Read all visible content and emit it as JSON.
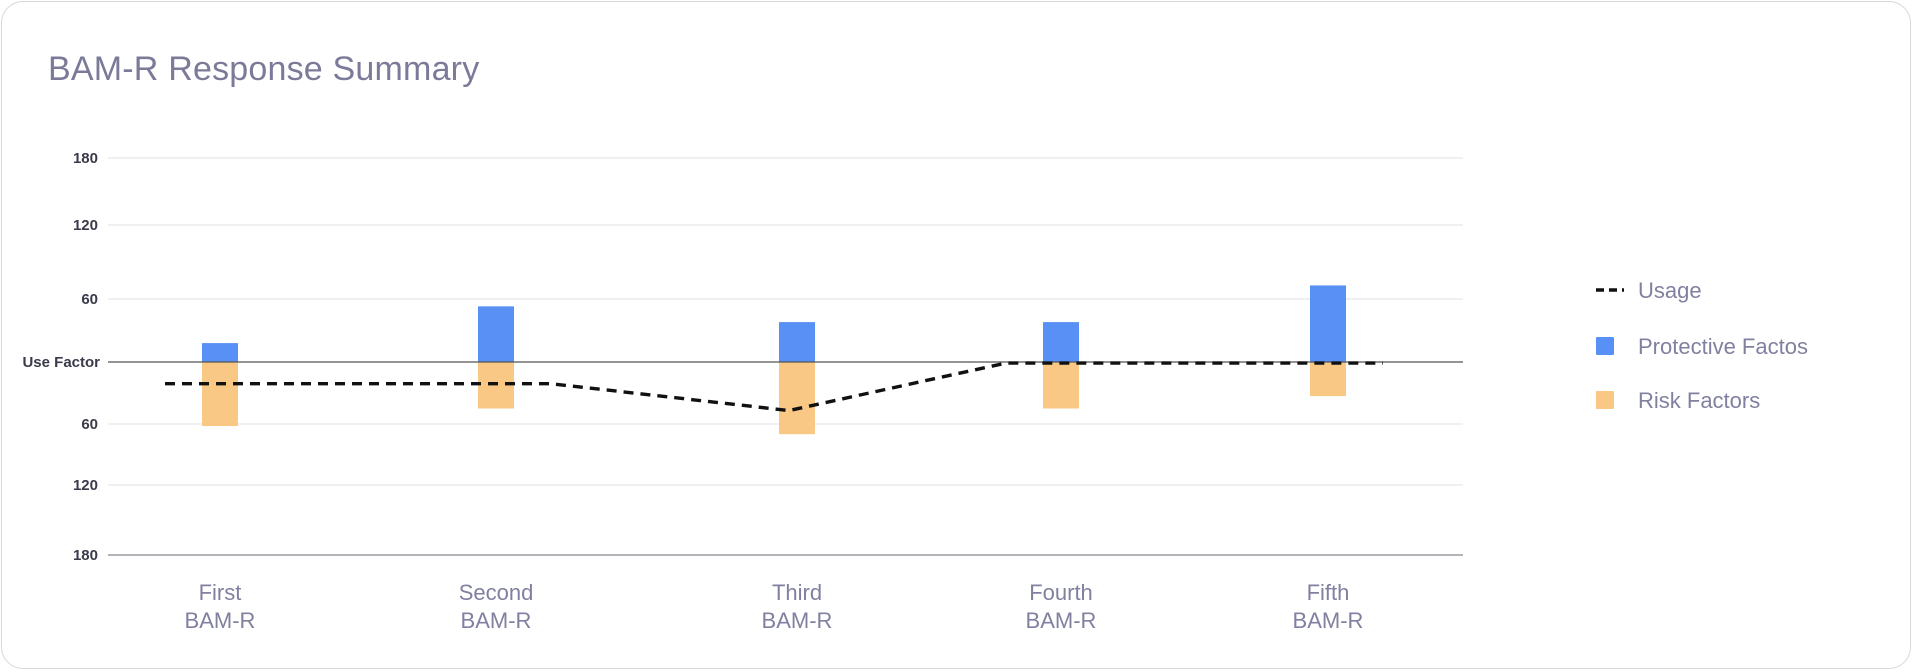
{
  "title": "BAM-R Response Summary",
  "colors": {
    "protective": "#5890f5",
    "risk": "#f8c884",
    "usage": "#111111",
    "grid": "#e6e6ea",
    "axis": "#555555"
  },
  "chart_data": {
    "type": "bar",
    "title": "BAM-R Response Summary",
    "categories": [
      [
        "First",
        "BAM-R"
      ],
      [
        "Second",
        "BAM-R"
      ],
      [
        "Third",
        "BAM-R"
      ],
      [
        "Fourth",
        "BAM-R"
      ],
      [
        "Fifth",
        "BAM-R"
      ]
    ],
    "baseline_label": "Use Factor",
    "y_ticks_upper": [
      60,
      120,
      180
    ],
    "y_ticks_lower": [
      60,
      120,
      180
    ],
    "ylim_upper": [
      0,
      180
    ],
    "ylim_lower": [
      0,
      180
    ],
    "grid": true,
    "legend_position": "right",
    "series": [
      {
        "name": "Protective Factos",
        "direction": "up",
        "values": [
          18,
          53,
          38,
          38,
          71
        ]
      },
      {
        "name": "Risk Factors",
        "direction": "down",
        "values": [
          62,
          45,
          70,
          45,
          33
        ]
      },
      {
        "name": "Usage",
        "type": "line",
        "style": "dashed",
        "direction": "down",
        "values": [
          21,
          21,
          47,
          1,
          1
        ]
      }
    ]
  },
  "legend": [
    {
      "label": "Usage",
      "kind": "dashed-line"
    },
    {
      "label": "Protective Factos",
      "kind": "square-protective"
    },
    {
      "label": "Risk Factors",
      "kind": "square-risk"
    }
  ]
}
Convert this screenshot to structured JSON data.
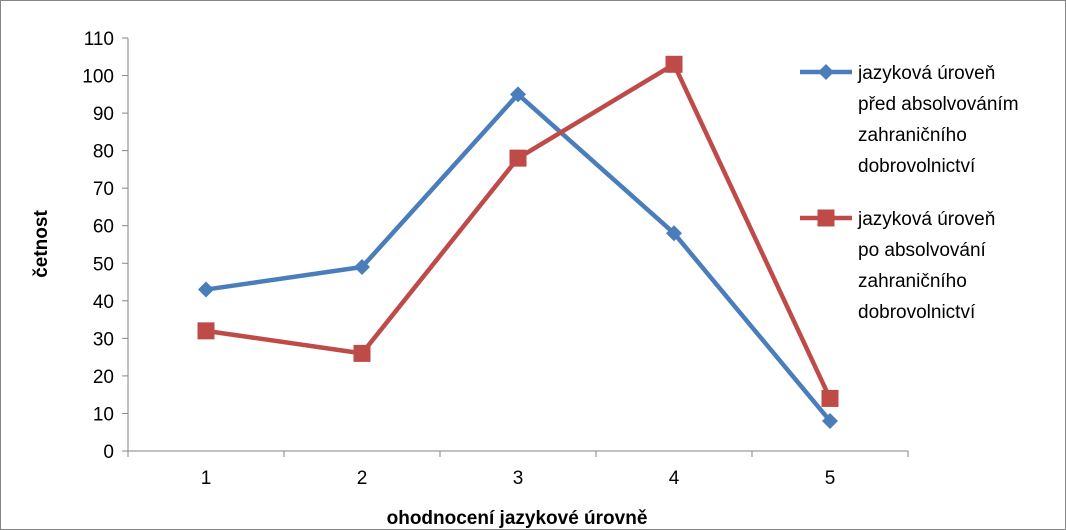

========================================

• WHAT YOU NEED TO DO
Exclude every picture and copy the remaining data exactly.

• OUTPUT OF THE EXERCISE
Read all visible content and emit it as JSON.
{
  "title": "BAM-R Response Summary",
  "colors": {
    "protective": "#5890f5",
    "risk": "#f8c884",
    "usage": "#111111",
    "grid": "#e6e6ea",
    "axis": "#555555"
  },
  "chart_data": {
    "type": "bar",
    "title": "BAM-R Response Summary",
    "categories": [
      [
        "First",
        "BAM-R"
      ],
      [
        "Second",
        "BAM-R"
      ],
      [
        "Third",
        "BAM-R"
      ],
      [
        "Fourth",
        "BAM-R"
      ],
      [
        "Fifth",
        "BAM-R"
      ]
    ],
    "baseline_label": "Use Factor",
    "y_ticks_upper": [
      60,
      120,
      180
    ],
    "y_ticks_lower": [
      60,
      120,
      180
    ],
    "ylim_upper": [
      0,
      180
    ],
    "ylim_lower": [
      0,
      180
    ],
    "grid": true,
    "legend_position": "right",
    "series": [
      {
        "name": "Protective Factos",
        "direction": "up",
        "values": [
          18,
          53,
          38,
          38,
          71
        ]
      },
      {
        "name": "Risk Factors",
        "direction": "down",
        "values": [
          62,
          45,
          70,
          45,
          33
        ]
      },
      {
        "name": "Usage",
        "type": "line",
        "style": "dashed",
        "direction": "down",
        "values": [
          21,
          21,
          47,
          1,
          1
        ]
      }
    ]
  },
  "legend": [
    {
      "label": "Usage",
      "kind": "dashed-line"
    },
    {
      "label": "Protective Factos",
      "kind": "square-protective"
    },
    {
      "label": "Risk Factors",
      "kind": "square-risk"
    }
  ]
}
Convert this screenshot to structured JSON data.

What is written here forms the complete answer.